▶ **What is expected**
Retype the material in full, keeping every word the same.

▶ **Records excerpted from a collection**
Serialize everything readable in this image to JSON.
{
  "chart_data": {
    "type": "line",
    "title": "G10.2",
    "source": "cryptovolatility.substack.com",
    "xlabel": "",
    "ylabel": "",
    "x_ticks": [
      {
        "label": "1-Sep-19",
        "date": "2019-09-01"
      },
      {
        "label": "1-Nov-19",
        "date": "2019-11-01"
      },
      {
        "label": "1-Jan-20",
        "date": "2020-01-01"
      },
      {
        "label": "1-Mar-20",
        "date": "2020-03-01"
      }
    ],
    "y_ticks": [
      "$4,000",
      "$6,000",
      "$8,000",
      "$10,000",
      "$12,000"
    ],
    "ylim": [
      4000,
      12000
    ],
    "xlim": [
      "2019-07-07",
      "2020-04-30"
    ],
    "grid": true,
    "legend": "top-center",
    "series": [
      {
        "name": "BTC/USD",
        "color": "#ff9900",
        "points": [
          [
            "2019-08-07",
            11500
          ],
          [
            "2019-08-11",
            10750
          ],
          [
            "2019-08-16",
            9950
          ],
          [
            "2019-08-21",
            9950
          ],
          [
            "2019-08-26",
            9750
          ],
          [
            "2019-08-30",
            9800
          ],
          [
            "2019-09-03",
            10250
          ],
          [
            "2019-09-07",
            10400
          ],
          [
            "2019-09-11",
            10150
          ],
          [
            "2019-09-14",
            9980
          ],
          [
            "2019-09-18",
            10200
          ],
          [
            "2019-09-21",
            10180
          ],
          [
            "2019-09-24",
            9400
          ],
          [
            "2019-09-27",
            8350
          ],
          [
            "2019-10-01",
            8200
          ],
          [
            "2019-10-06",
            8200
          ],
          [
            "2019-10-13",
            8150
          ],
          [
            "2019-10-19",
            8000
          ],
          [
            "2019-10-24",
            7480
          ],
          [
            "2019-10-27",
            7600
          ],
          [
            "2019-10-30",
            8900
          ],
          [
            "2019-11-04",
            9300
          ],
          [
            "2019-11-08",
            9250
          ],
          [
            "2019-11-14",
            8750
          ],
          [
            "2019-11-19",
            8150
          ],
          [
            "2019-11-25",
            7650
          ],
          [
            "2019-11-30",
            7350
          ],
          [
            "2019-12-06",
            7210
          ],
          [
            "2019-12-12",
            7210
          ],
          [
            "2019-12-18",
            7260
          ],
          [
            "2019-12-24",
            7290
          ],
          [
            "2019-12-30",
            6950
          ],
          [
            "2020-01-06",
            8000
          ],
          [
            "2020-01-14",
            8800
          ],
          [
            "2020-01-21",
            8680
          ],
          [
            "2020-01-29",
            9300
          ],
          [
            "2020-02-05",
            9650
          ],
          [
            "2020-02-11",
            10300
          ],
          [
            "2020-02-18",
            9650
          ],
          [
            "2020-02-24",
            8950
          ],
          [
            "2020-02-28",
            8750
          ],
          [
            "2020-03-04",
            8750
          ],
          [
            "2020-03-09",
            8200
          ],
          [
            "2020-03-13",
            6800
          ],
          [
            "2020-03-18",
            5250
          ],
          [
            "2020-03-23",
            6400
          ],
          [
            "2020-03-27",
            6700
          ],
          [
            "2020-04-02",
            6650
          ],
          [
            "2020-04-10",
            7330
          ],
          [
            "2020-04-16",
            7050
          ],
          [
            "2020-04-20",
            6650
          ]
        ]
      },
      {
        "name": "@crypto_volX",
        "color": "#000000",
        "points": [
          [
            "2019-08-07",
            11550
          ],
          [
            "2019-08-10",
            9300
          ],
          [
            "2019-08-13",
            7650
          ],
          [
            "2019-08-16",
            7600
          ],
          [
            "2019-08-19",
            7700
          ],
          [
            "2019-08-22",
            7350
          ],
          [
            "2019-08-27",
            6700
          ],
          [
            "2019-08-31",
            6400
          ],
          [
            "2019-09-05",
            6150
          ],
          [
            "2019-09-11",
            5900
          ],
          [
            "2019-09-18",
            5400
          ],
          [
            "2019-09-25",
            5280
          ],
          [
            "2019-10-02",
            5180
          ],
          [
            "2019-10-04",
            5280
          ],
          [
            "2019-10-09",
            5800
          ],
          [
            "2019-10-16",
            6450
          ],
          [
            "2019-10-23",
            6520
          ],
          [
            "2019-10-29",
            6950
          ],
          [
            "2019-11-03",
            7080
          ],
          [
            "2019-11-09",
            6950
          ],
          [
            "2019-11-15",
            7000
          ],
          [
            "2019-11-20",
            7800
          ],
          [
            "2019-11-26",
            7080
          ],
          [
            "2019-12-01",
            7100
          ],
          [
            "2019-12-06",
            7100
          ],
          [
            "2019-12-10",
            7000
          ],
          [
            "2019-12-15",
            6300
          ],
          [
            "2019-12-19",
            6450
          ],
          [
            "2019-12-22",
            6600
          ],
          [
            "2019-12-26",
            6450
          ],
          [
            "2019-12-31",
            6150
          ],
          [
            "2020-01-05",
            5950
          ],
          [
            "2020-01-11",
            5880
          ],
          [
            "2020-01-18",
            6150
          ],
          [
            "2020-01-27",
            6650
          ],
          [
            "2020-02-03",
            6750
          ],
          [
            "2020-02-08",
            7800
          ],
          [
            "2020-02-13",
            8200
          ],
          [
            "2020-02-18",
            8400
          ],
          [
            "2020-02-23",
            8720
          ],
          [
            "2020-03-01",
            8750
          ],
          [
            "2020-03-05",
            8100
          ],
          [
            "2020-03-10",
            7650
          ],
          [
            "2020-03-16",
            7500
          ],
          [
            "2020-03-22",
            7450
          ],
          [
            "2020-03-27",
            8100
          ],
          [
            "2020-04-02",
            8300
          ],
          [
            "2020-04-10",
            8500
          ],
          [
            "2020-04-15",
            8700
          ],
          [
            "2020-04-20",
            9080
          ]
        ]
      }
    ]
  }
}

▶ **Solution to this exercise**
Serialize everything readable in this image to JSON.
{
  "chart_data": {
    "type": "line",
    "title": "G10.2",
    "source": "cryptovolatility.substack.com",
    "xlabel": "",
    "ylabel": "",
    "x_ticks": [
      {
        "label": "1-Sep-19",
        "date": "2019-09-01"
      },
      {
        "label": "1-Nov-19",
        "date": "2019-11-01"
      },
      {
        "label": "1-Jan-20",
        "date": "2020-01-01"
      },
      {
        "label": "1-Mar-20",
        "date": "2020-03-01"
      }
    ],
    "y_ticks": [
      "$4,000",
      "$6,000",
      "$8,000",
      "$10,000",
      "$12,000"
    ],
    "ylim": [
      4000,
      12000
    ],
    "xlim": [
      "2019-07-07",
      "2020-04-30"
    ],
    "grid": true,
    "legend": "top-center",
    "series": [
      {
        "name": "BTC/USD",
        "color": "#ff9900",
        "points": [
          [
            "2019-08-07",
            11500
          ],
          [
            "2019-08-11",
            10750
          ],
          [
            "2019-08-16",
            9950
          ],
          [
            "2019-08-21",
            9950
          ],
          [
            "2019-08-26",
            9750
          ],
          [
            "2019-08-30",
            9800
          ],
          [
            "2019-09-03",
            10250
          ],
          [
            "2019-09-07",
            10400
          ],
          [
            "2019-09-11",
            10150
          ],
          [
            "2019-09-14",
            9980
          ],
          [
            "2019-09-18",
            10200
          ],
          [
            "2019-09-21",
            10180
          ],
          [
            "2019-09-24",
            9400
          ],
          [
            "2019-09-27",
            8350
          ],
          [
            "2019-10-01",
            8200
          ],
          [
            "2019-10-06",
            8200
          ],
          [
            "2019-10-13",
            8150
          ],
          [
            "2019-10-19",
            8000
          ],
          [
            "2019-10-24",
            7480
          ],
          [
            "2019-10-27",
            7600
          ],
          [
            "2019-10-30",
            8900
          ],
          [
            "2019-11-04",
            9300
          ],
          [
            "2019-11-08",
            9250
          ],
          [
            "2019-11-14",
            8750
          ],
          [
            "2019-11-19",
            8150
          ],
          [
            "2019-11-25",
            7650
          ],
          [
            "2019-11-30",
            7350
          ],
          [
            "2019-12-06",
            7210
          ],
          [
            "2019-12-12",
            7210
          ],
          [
            "2019-12-18",
            7260
          ],
          [
            "2019-12-24",
            7290
          ],
          [
            "2019-12-30",
            6950
          ],
          [
            "2020-01-06",
            8000
          ],
          [
            "2020-01-14",
            8800
          ],
          [
            "2020-01-21",
            8680
          ],
          [
            "2020-01-29",
            9300
          ],
          [
            "2020-02-05",
            9650
          ],
          [
            "2020-02-11",
            10300
          ],
          [
            "2020-02-18",
            9650
          ],
          [
            "2020-02-24",
            8950
          ],
          [
            "2020-02-28",
            8750
          ],
          [
            "2020-03-04",
            8750
          ],
          [
            "2020-03-09",
            8200
          ],
          [
            "2020-03-13",
            6800
          ],
          [
            "2020-03-18",
            5250
          ],
          [
            "2020-03-23",
            6400
          ],
          [
            "2020-03-27",
            6700
          ],
          [
            "2020-04-02",
            6650
          ],
          [
            "2020-04-10",
            7330
          ],
          [
            "2020-04-16",
            7050
          ],
          [
            "2020-04-20",
            6650
          ]
        ]
      },
      {
        "name": "@crypto_volX",
        "color": "#000000",
        "points": [
          [
            "2019-08-07",
            11550
          ],
          [
            "2019-08-10",
            9300
          ],
          [
            "2019-08-13",
            7650
          ],
          [
            "2019-08-16",
            7600
          ],
          [
            "2019-08-19",
            7700
          ],
          [
            "2019-08-22",
            7350
          ],
          [
            "2019-08-27",
            6700
          ],
          [
            "2019-08-31",
            6400
          ],
          [
            "2019-09-05",
            6150
          ],
          [
            "2019-09-11",
            5900
          ],
          [
            "2019-09-18",
            5400
          ],
          [
            "2019-09-25",
            5280
          ],
          [
            "2019-10-02",
            5180
          ],
          [
            "2019-10-04",
            5280
          ],
          [
            "2019-10-09",
            5800
          ],
          [
            "2019-10-16",
            6450
          ],
          [
            "2019-10-23",
            6520
          ],
          [
            "2019-10-29",
            6950
          ],
          [
            "2019-11-03",
            7080
          ],
          [
            "2019-11-09",
            6950
          ],
          [
            "2019-11-15",
            7000
          ],
          [
            "2019-11-20",
            7800
          ],
          [
            "2019-11-26",
            7080
          ],
          [
            "2019-12-01",
            7100
          ],
          [
            "2019-12-06",
            7100
          ],
          [
            "2019-12-10",
            7000
          ],
          [
            "2019-12-15",
            6300
          ],
          [
            "2019-12-19",
            6450
          ],
          [
            "2019-12-22",
            6600
          ],
          [
            "2019-12-26",
            6450
          ],
          [
            "2019-12-31",
            6150
          ],
          [
            "2020-01-05",
            5950
          ],
          [
            "2020-01-11",
            5880
          ],
          [
            "2020-01-18",
            6150
          ],
          [
            "2020-01-27",
            6650
          ],
          [
            "2020-02-03",
            6750
          ],
          [
            "2020-02-08",
            7800
          ],
          [
            "2020-02-13",
            8200
          ],
          [
            "2020-02-18",
            8400
          ],
          [
            "2020-02-23",
            8720
          ],
          [
            "2020-03-01",
            8750
          ],
          [
            "2020-03-05",
            8100
          ],
          [
            "2020-03-10",
            7650
          ],
          [
            "2020-03-16",
            7500
          ],
          [
            "2020-03-22",
            7450
          ],
          [
            "2020-03-27",
            8100
          ],
          [
            "2020-04-02",
            8300
          ],
          [
            "2020-04-10",
            8500
          ],
          [
            "2020-04-15",
            8700
          ],
          [
            "2020-04-20",
            9080
          ]
        ]
      }
    ]
  }
}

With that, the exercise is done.